# [Region and label listings]
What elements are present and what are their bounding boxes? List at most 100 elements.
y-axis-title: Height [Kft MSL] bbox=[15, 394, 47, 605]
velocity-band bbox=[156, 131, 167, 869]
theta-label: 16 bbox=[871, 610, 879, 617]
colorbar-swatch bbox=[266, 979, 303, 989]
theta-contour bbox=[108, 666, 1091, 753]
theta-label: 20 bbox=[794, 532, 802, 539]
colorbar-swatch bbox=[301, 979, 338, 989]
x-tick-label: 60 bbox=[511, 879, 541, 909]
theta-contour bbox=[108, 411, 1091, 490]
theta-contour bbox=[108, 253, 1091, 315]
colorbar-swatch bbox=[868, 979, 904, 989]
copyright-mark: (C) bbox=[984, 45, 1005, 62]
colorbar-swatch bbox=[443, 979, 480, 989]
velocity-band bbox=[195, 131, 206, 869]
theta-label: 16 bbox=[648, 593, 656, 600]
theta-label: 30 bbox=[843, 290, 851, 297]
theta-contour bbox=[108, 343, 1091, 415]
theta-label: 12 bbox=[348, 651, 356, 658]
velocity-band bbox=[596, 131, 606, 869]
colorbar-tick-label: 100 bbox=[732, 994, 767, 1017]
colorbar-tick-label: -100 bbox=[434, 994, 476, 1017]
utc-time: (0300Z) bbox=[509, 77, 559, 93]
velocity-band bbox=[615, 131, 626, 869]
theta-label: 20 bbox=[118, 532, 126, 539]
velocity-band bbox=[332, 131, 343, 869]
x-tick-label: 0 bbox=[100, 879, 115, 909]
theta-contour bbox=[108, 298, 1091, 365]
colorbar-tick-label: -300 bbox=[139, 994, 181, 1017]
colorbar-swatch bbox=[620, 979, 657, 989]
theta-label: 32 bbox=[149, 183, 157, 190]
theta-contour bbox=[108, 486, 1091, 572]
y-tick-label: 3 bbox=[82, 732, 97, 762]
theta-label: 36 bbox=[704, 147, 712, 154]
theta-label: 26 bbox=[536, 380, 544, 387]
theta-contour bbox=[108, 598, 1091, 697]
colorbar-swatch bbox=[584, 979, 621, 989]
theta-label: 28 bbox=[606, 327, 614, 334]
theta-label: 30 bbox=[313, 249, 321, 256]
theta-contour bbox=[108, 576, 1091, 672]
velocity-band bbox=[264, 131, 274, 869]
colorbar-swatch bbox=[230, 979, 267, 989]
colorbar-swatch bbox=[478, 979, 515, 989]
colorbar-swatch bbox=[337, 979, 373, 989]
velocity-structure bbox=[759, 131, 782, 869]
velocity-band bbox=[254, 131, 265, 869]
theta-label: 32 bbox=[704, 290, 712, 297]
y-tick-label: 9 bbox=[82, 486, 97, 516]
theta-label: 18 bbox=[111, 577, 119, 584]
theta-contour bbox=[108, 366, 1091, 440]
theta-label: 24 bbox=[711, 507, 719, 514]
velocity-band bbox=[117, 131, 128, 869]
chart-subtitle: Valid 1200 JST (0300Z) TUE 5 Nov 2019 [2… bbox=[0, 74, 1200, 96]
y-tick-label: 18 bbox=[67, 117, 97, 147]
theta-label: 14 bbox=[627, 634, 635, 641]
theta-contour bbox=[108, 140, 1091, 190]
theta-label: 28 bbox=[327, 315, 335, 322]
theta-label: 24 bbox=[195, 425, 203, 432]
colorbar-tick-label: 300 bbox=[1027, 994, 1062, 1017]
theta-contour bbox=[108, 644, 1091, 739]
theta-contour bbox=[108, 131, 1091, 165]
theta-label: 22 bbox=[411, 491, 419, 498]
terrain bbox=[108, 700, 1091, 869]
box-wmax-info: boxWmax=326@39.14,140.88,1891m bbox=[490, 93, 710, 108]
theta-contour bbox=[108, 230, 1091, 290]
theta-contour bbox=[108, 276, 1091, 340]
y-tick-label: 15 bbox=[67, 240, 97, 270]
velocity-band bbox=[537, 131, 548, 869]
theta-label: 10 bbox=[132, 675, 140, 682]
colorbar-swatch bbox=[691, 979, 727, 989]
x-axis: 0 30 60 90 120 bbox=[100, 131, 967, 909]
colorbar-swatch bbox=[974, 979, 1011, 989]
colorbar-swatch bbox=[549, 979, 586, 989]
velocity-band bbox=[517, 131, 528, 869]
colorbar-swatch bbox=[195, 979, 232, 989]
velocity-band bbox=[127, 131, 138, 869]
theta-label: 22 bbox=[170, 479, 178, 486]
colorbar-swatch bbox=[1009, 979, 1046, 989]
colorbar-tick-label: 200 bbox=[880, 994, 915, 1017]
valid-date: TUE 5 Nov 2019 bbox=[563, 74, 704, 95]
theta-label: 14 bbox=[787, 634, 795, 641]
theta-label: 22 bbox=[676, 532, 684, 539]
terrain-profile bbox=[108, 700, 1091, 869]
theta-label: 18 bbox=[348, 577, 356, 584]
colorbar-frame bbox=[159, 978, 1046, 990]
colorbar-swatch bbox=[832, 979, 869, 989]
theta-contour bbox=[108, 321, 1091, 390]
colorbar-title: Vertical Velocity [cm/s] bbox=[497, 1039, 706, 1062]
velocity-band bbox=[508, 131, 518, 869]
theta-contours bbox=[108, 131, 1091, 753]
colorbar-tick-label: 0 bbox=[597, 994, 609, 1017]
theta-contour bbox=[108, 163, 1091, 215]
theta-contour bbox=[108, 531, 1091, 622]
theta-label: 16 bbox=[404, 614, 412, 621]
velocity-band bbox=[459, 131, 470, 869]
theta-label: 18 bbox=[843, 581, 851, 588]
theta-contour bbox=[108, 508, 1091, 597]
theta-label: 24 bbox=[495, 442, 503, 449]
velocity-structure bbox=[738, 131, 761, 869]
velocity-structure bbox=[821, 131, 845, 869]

# [CHALLENGE]
Rewrite everything from the start of the entries down through the line containing "theta-label: 30 bbox=[313, 249, 321, 256]", swapping "velocity-band" for "speed-band" and keeping all else the same.

# [OUTPUT FOR THIS TASK]
What elements are present and what are their bounding boxes? List at most 100 elements.
y-axis-title: Height [Kft MSL] bbox=[15, 394, 47, 605]
speed-band bbox=[156, 131, 167, 869]
theta-label: 16 bbox=[871, 610, 879, 617]
colorbar-swatch bbox=[266, 979, 303, 989]
theta-contour bbox=[108, 666, 1091, 753]
theta-label: 20 bbox=[794, 532, 802, 539]
colorbar-swatch bbox=[301, 979, 338, 989]
x-tick-label: 60 bbox=[511, 879, 541, 909]
theta-contour bbox=[108, 411, 1091, 490]
theta-contour bbox=[108, 253, 1091, 315]
colorbar-swatch bbox=[868, 979, 904, 989]
copyright-mark: (C) bbox=[984, 45, 1005, 62]
colorbar-swatch bbox=[443, 979, 480, 989]
speed-band bbox=[195, 131, 206, 869]
theta-label: 16 bbox=[648, 593, 656, 600]
theta-label: 30 bbox=[843, 290, 851, 297]
theta-contour bbox=[108, 343, 1091, 415]
theta-label: 12 bbox=[348, 651, 356, 658]
speed-band bbox=[596, 131, 606, 869]
colorbar-tick-label: 100 bbox=[732, 994, 767, 1017]
colorbar-tick-label: -100 bbox=[434, 994, 476, 1017]
utc-time: (0300Z) bbox=[509, 77, 559, 93]
speed-band bbox=[615, 131, 626, 869]
theta-label: 20 bbox=[118, 532, 126, 539]
speed-band bbox=[332, 131, 343, 869]
x-tick-label: 0 bbox=[100, 879, 115, 909]
theta-contour bbox=[108, 298, 1091, 365]
colorbar-tick-label: -300 bbox=[139, 994, 181, 1017]
colorbar-swatch bbox=[620, 979, 657, 989]
theta-label: 32 bbox=[149, 183, 157, 190]
theta-contour bbox=[108, 486, 1091, 572]
y-tick-label: 3 bbox=[82, 732, 97, 762]
theta-label: 36 bbox=[704, 147, 712, 154]
theta-label: 26 bbox=[536, 380, 544, 387]
theta-contour bbox=[108, 598, 1091, 697]
colorbar-swatch bbox=[584, 979, 621, 989]
theta-label: 28 bbox=[606, 327, 614, 334]
theta-label: 30 bbox=[313, 249, 321, 256]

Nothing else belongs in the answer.